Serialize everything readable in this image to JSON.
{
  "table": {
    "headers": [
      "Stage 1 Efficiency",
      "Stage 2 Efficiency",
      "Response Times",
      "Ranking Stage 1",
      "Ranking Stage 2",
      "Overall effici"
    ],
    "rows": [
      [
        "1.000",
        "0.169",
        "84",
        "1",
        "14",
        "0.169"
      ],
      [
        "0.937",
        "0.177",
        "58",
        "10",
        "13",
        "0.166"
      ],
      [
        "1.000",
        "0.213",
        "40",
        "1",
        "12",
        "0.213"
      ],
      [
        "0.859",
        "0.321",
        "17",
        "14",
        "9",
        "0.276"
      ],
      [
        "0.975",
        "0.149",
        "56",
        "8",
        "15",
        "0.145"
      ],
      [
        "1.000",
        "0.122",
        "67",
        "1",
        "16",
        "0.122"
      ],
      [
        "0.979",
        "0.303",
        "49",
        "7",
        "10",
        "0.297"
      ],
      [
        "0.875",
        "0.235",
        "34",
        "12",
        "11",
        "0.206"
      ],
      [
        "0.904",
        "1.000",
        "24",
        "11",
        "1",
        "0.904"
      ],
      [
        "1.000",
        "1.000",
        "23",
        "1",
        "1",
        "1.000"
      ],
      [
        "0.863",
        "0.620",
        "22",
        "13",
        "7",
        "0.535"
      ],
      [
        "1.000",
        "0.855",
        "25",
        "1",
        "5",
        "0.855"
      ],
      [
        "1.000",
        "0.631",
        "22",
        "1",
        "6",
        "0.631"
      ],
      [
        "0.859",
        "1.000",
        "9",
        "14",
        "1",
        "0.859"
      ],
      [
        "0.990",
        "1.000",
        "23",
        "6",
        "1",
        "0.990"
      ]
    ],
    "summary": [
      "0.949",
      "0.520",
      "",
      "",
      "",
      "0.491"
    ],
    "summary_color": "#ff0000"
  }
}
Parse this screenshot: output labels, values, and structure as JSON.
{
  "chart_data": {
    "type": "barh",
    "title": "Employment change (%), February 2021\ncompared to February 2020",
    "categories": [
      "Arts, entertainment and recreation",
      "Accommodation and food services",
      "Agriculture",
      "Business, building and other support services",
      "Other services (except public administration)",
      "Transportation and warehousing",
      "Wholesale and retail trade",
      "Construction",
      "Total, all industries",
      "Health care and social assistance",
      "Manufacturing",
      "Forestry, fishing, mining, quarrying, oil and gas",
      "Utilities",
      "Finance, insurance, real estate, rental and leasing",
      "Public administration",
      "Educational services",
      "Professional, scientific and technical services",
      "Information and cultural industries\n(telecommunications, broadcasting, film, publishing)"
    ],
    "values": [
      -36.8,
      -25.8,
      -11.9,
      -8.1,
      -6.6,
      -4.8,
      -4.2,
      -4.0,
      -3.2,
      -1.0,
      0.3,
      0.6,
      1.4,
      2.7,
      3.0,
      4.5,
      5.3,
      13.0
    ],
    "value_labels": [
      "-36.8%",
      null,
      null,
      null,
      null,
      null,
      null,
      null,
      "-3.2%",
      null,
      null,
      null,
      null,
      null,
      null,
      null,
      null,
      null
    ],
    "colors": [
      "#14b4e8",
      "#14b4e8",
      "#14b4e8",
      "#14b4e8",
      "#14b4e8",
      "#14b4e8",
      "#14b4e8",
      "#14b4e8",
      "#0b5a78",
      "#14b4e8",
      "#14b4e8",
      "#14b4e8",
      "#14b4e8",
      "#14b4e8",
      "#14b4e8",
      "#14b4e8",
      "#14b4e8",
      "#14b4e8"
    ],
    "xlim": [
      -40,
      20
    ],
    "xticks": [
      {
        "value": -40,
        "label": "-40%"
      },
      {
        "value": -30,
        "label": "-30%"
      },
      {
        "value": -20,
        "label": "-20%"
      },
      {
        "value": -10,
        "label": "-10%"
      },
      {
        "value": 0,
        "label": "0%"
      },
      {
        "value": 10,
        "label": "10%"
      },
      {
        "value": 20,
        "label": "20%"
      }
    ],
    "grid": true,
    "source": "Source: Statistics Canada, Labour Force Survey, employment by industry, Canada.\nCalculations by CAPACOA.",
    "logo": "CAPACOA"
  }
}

────

• Exercise details
Go through the data and return every record exactly.

• Response to the task
Serialize everything readable in this image to JSON.
{
  "table": {
    "headers": [
      "Stage 1 Efficiency",
      "Stage 2 Efficiency",
      "Response Times",
      "Ranking Stage 1",
      "Ranking Stage 2",
      "Overall effici"
    ],
    "rows": [
      [
        "1.000",
        "0.169",
        "84",
        "1",
        "14",
        "0.169"
      ],
      [
        "0.937",
        "0.177",
        "58",
        "10",
        "13",
        "0.166"
      ],
      [
        "1.000",
        "0.213",
        "40",
        "1",
        "12",
        "0.213"
      ],
      [
        "0.859",
        "0.321",
        "17",
        "14",
        "9",
        "0.276"
      ],
      [
        "0.975",
        "0.149",
        "56",
        "8",
        "15",
        "0.145"
      ],
      [
        "1.000",
        "0.122",
        "67",
        "1",
        "16",
        "0.122"
      ],
      [
        "0.979",
        "0.303",
        "49",
        "7",
        "10",
        "0.297"
      ],
      [
        "0.875",
        "0.235",
        "34",
        "12",
        "11",
        "0.206"
      ],
      [
        "0.904",
        "1.000",
        "24",
        "11",
        "1",
        "0.904"
      ],
      [
        "1.000",
        "1.000",
        "23",
        "1",
        "1",
        "1.000"
      ],
      [
        "0.863",
        "0.620",
        "22",
        "13",
        "7",
        "0.535"
      ],
      [
        "1.000",
        "0.855",
        "25",
        "1",
        "5",
        "0.855"
      ],
      [
        "1.000",
        "0.631",
        "22",
        "1",
        "6",
        "0.631"
      ],
      [
        "0.859",
        "1.000",
        "9",
        "14",
        "1",
        "0.859"
      ],
      [
        "0.990",
        "1.000",
        "23",
        "6",
        "1",
        "0.990"
      ]
    ],
    "summary": [
      "0.949",
      "0.520",
      "",
      "",
      "",
      "0.491"
    ],
    "summary_color": "#ff0000"
  }
}
Parse this screenshot: output labels, values, and structure as JSON.
{
  "chart_data": {
    "type": "barh",
    "title": "Employment change (%), February 2021\ncompared to February 2020",
    "categories": [
      "Arts, entertainment and recreation",
      "Accommodation and food services",
      "Agriculture",
      "Business, building and other support services",
      "Other services (except public administration)",
      "Transportation and warehousing",
      "Wholesale and retail trade",
      "Construction",
      "Total, all industries",
      "Health care and social assistance",
      "Manufacturing",
      "Forestry, fishing, mining, quarrying, oil and gas",
      "Utilities",
      "Finance, insurance, real estate, rental and leasing",
      "Public administration",
      "Educational services",
      "Professional, scientific and technical services",
      "Information and cultural industries\n(telecommunications, broadcasting, film, publishing)"
    ],
    "values": [
      -36.8,
      -25.8,
      -11.9,
      -8.1,
      -6.6,
      -4.8,
      -4.2,
      -4.0,
      -3.2,
      -1.0,
      0.3,
      0.6,
      1.4,
      2.7,
      3.0,
      4.5,
      5.3,
      13.0
    ],
    "value_labels": [
      "-36.8%",
      null,
      null,
      null,
      null,
      null,
      null,
      null,
      "-3.2%",
      null,
      null,
      null,
      null,
      null,
      null,
      null,
      null,
      null
    ],
    "colors": [
      "#14b4e8",
      "#14b4e8",
      "#14b4e8",
      "#14b4e8",
      "#14b4e8",
      "#14b4e8",
      "#14b4e8",
      "#14b4e8",
      "#0b5a78",
      "#14b4e8",
      "#14b4e8",
      "#14b4e8",
      "#14b4e8",
      "#14b4e8",
      "#14b4e8",
      "#14b4e8",
      "#14b4e8",
      "#14b4e8"
    ],
    "xlim": [
      -40,
      20
    ],
    "xticks": [
      {
        "value": -40,
        "label": "-40%"
      },
      {
        "value": -30,
        "label": "-30%"
      },
      {
        "value": -20,
        "label": "-20%"
      },
      {
        "value": -10,
        "label": "-10%"
      },
      {
        "value": 0,
        "label": "0%"
      },
      {
        "value": 10,
        "label": "10%"
      },
      {
        "value": 20,
        "label": "20%"
      }
    ],
    "grid": true,
    "source": "Source: Statistics Canada, Labour Force Survey, employment by industry, Canada.\nCalculations by CAPACOA.",
    "logo": "CAPACOA"
  }
}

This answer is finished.